(What the task asks) Search the records for the word "color" and pick out every line that has it.

-- START Input data --

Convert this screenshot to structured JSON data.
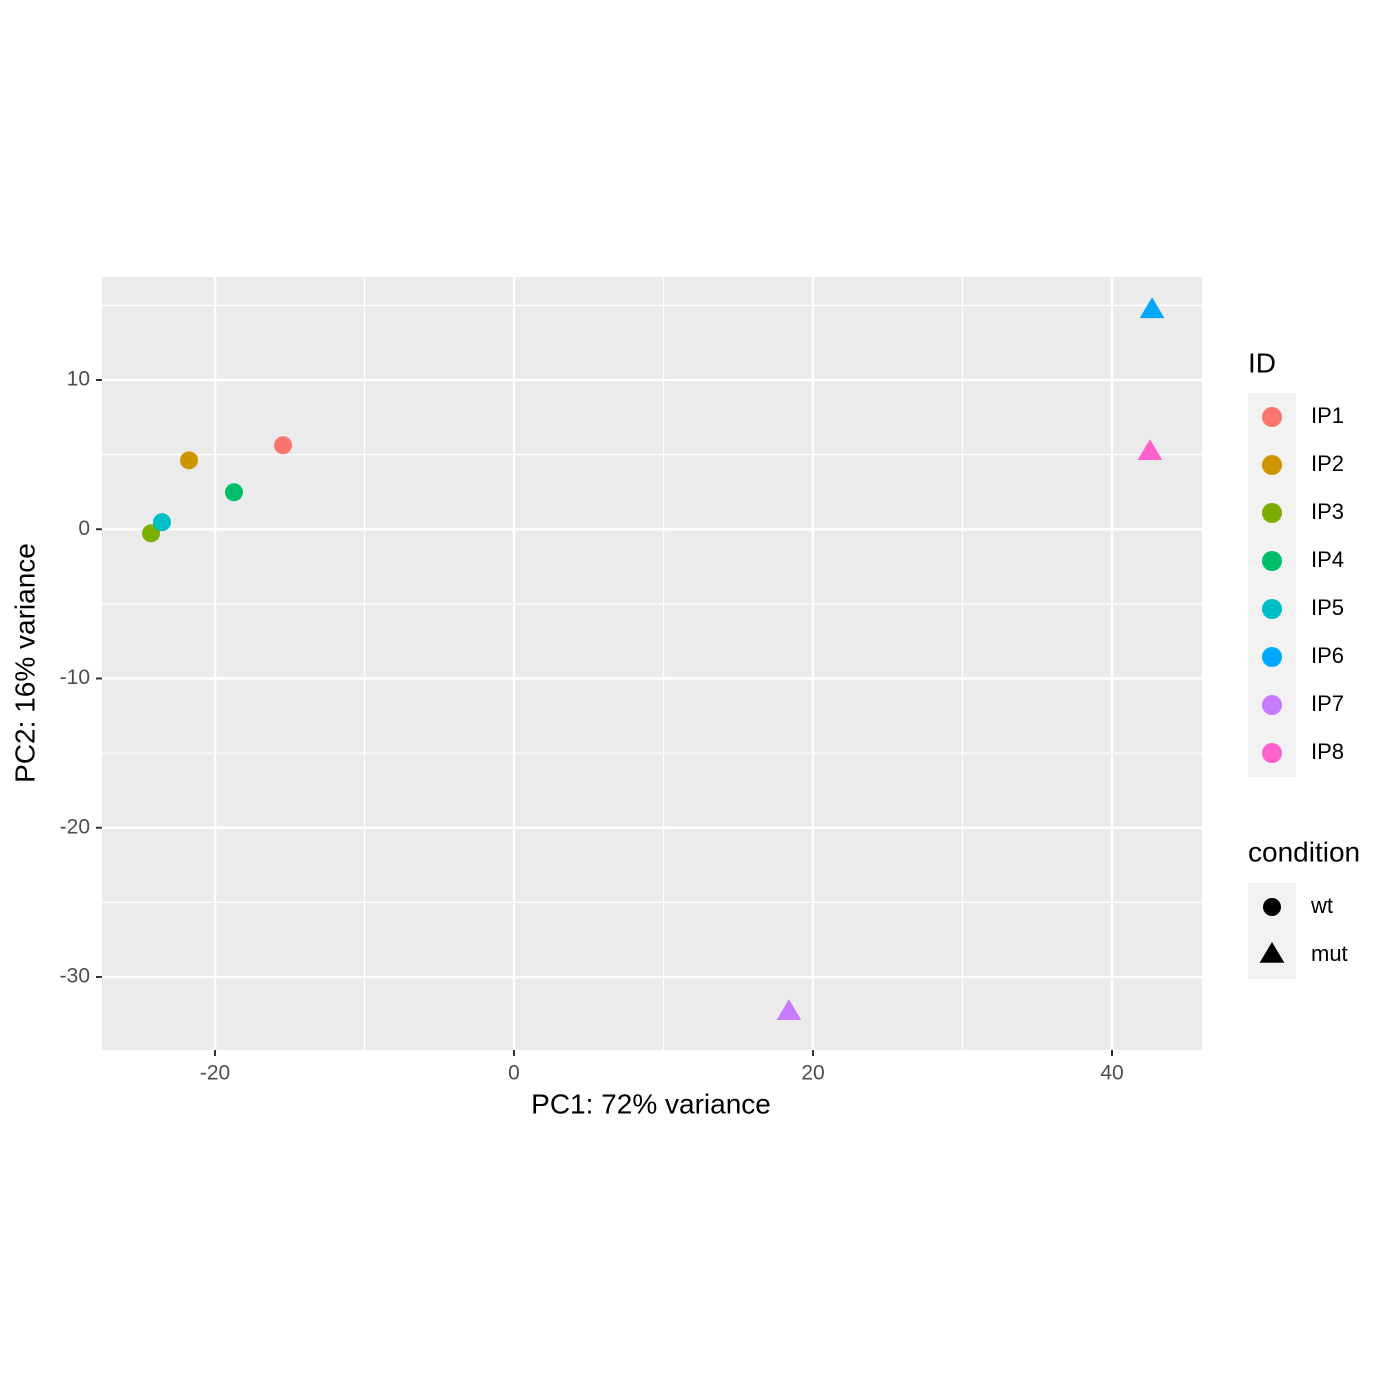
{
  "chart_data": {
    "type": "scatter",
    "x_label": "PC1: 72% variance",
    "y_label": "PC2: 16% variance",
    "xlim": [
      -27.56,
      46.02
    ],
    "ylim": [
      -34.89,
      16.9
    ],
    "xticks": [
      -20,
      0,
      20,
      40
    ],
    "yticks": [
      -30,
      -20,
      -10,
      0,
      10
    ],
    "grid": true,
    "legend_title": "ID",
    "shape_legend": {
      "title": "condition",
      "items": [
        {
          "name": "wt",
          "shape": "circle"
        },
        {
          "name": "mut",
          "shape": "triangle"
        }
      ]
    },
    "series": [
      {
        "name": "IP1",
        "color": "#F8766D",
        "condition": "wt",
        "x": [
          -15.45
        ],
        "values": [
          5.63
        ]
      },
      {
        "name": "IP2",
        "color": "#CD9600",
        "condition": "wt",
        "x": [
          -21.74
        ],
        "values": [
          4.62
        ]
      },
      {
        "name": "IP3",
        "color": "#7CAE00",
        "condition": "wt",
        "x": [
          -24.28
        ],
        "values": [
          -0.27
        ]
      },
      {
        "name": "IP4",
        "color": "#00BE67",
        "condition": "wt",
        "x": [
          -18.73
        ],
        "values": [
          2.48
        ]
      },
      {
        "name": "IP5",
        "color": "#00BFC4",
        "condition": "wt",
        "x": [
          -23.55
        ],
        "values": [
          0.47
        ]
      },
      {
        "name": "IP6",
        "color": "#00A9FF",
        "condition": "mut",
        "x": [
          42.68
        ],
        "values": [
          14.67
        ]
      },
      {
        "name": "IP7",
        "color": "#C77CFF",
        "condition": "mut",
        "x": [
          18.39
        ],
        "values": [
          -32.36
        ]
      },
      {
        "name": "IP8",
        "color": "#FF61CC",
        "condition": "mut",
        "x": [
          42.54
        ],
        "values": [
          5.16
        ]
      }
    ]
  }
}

-- END Input data --

(Solution to this problem)
        "color": "#F8766D",
        "color": "#CD9600",
        "color": "#7CAE00",
        "color": "#00BE67",
        "color": "#00BFC4",
        "color": "#00A9FF",
        "color": "#C77CFF",
        "color": "#FF61CC",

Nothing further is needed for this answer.